Copy out, exactly as written, only the line containing "Give me a plain-text" and the lines after it through the end of the records.

________

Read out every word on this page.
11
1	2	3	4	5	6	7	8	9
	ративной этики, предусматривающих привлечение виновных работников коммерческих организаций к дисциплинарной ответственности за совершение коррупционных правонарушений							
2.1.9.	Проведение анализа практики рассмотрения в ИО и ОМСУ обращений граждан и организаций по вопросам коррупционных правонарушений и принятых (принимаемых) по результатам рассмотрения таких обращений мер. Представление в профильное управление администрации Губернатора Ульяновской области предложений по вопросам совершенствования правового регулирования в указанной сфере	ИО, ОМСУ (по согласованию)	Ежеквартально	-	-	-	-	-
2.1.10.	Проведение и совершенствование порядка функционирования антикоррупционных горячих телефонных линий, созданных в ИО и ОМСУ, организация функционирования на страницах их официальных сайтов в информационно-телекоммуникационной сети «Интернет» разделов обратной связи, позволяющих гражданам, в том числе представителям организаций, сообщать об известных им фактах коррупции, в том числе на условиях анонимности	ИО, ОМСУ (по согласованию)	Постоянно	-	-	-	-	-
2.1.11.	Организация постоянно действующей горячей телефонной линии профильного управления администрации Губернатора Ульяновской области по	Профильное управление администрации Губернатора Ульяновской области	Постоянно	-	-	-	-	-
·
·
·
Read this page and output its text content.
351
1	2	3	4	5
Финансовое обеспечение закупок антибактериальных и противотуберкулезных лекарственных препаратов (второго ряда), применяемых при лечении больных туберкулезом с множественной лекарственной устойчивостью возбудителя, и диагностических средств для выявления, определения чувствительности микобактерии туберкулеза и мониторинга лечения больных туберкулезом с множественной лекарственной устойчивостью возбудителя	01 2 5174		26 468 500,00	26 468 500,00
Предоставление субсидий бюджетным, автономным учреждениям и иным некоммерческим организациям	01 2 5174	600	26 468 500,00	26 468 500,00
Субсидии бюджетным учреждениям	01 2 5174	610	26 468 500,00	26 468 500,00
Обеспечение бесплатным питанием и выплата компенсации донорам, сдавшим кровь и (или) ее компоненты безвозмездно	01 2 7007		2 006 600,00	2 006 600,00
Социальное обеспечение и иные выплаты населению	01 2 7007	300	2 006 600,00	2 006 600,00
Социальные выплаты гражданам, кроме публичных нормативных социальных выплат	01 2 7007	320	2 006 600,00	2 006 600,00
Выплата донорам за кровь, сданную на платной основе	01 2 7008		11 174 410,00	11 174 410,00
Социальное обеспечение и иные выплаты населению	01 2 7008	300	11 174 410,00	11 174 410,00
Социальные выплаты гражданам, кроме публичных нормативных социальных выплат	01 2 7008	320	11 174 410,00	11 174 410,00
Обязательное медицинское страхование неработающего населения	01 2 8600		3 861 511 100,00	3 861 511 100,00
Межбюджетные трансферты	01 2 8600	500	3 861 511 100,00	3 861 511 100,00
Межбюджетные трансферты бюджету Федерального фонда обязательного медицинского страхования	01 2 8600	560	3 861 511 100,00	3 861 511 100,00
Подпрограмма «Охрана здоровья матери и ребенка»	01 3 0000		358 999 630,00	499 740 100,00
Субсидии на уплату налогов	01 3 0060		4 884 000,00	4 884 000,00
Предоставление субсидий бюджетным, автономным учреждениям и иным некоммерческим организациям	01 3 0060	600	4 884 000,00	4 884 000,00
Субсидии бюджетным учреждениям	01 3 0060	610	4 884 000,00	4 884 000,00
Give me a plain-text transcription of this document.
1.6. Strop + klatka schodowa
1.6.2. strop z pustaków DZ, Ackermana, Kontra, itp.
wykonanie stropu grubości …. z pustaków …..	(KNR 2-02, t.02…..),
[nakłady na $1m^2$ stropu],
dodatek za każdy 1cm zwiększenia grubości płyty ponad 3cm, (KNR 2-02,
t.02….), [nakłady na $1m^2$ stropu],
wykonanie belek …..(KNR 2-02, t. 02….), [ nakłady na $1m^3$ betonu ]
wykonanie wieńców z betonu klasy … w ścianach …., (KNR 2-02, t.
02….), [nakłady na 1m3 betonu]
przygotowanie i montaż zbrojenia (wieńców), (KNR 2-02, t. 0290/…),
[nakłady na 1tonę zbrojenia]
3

________

--- Answer for the task ---
Give me a plain-text transcription of this document.
1.6. Strop + klatka schodowa
1.6.2. strop z pustaków DZ, Ackermana, Kontra, itp.
wykonanie stropu grubości …. z pustaków …..	(KNR 2-02, t.02…..),
[nakłady na $1m^2$ stropu],
dodatek za każdy 1cm zwiększenia grubości płyty ponad 3cm, (KNR 2-02,
t.02….), [nakłady na $1m^2$ stropu],
wykonanie belek …..(KNR 2-02, t. 02….), [ nakłady na $1m^3$ betonu ]
wykonanie wieńców z betonu klasy … w ścianach …., (KNR 2-02, t.
02….), [nakłady na 1m3 betonu]
przygotowanie i montaż zbrojenia (wieńców), (KNR 2-02, t. 0290/…),
[nakłady na 1tonę zbrojenia]
3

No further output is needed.